#### YOUR GOAL
In the lines below, find how many contain the word "color" and report that figure alone.
====== GIVEN DATA ======
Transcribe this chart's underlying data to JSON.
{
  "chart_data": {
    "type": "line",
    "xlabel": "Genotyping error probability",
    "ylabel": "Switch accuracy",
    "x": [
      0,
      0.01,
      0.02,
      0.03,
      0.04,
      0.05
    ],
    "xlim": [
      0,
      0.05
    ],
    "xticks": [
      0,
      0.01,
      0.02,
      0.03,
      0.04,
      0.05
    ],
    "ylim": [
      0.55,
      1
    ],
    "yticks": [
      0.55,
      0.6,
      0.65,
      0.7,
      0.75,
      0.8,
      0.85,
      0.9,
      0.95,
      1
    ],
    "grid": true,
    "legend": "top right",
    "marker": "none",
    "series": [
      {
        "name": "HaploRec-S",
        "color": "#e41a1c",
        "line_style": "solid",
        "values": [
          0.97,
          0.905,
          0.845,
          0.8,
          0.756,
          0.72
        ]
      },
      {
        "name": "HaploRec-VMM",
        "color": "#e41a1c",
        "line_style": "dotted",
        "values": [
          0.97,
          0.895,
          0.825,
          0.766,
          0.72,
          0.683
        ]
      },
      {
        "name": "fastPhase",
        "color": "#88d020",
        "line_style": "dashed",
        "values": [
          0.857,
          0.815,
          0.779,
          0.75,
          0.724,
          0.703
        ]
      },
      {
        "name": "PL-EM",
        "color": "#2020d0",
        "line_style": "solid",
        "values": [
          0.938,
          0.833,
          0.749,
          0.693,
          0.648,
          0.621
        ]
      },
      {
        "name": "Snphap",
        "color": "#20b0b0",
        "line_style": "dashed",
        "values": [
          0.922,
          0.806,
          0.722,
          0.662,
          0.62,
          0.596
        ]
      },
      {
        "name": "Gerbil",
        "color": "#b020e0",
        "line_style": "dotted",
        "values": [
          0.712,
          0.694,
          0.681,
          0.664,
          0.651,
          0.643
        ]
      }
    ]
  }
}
======
====== GIVEN DATA ======
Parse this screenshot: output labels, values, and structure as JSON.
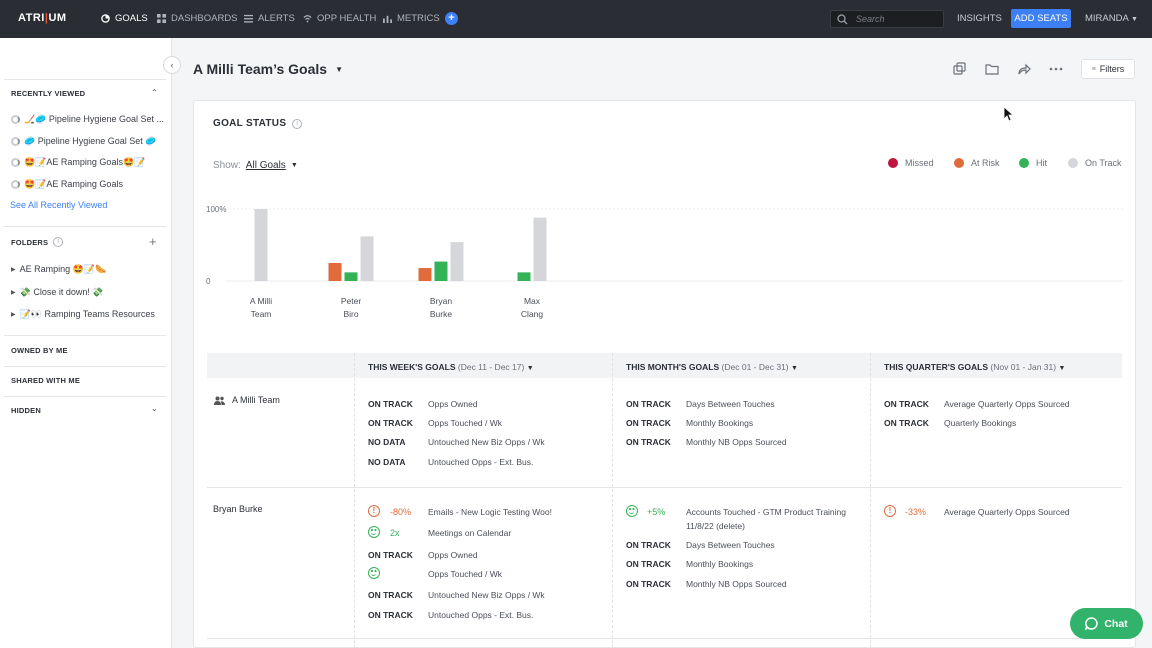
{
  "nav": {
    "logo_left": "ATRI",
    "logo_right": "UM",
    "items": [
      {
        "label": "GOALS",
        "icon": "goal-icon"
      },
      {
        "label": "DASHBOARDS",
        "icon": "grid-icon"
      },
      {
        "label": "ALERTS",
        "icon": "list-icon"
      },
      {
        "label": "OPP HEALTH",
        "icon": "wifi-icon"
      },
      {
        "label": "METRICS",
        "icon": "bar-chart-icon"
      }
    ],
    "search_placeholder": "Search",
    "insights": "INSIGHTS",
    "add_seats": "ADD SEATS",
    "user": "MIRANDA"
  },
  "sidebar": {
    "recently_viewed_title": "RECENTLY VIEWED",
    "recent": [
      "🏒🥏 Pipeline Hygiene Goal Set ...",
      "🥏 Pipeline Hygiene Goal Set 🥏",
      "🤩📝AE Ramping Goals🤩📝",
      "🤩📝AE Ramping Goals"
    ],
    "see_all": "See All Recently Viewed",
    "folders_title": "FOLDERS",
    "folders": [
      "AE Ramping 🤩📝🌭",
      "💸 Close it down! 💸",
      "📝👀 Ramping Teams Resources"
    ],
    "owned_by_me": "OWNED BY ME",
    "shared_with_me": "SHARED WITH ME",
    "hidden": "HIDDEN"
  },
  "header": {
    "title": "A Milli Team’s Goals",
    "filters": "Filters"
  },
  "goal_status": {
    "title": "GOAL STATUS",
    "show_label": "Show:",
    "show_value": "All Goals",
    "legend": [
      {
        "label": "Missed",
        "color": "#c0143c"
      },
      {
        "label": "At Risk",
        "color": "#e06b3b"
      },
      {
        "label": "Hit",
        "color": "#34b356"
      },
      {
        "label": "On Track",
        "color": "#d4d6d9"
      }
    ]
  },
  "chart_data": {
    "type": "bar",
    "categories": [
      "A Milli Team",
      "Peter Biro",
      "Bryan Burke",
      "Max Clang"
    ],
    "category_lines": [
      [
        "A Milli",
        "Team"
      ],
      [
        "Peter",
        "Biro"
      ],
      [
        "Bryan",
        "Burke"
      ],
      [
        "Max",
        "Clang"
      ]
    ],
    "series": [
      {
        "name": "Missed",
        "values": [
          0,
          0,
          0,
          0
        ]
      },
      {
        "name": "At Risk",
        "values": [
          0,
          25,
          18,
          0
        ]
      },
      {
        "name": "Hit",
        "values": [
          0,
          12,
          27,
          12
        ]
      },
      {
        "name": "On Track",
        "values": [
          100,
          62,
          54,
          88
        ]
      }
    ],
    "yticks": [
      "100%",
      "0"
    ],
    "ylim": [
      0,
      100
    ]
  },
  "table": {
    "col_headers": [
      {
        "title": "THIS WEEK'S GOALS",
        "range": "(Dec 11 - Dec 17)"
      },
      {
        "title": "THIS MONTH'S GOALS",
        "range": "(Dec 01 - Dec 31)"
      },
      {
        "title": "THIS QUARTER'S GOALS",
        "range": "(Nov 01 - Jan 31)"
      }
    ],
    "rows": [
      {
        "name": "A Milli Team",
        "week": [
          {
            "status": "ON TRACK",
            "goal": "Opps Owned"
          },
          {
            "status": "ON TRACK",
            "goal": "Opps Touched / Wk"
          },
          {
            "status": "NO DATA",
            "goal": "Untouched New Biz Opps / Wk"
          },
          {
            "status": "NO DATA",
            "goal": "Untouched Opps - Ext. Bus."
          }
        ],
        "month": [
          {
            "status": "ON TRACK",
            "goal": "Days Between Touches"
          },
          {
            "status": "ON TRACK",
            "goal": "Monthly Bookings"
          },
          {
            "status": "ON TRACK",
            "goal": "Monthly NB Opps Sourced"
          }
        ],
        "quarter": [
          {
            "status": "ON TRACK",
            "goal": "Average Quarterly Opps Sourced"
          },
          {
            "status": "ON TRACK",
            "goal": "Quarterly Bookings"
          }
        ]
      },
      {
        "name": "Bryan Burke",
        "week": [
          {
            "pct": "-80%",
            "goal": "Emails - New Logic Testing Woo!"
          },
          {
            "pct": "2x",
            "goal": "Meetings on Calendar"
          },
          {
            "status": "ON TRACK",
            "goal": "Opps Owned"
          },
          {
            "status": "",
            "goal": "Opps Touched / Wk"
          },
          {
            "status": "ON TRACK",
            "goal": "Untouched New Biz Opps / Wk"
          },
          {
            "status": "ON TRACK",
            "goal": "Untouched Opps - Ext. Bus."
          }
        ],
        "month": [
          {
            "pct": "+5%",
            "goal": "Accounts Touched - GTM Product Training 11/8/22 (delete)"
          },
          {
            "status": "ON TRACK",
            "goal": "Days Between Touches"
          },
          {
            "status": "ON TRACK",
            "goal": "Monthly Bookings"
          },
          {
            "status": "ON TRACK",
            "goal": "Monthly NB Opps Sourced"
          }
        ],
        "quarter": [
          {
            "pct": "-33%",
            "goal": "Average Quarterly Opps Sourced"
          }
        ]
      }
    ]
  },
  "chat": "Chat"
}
======
#### REPLY
10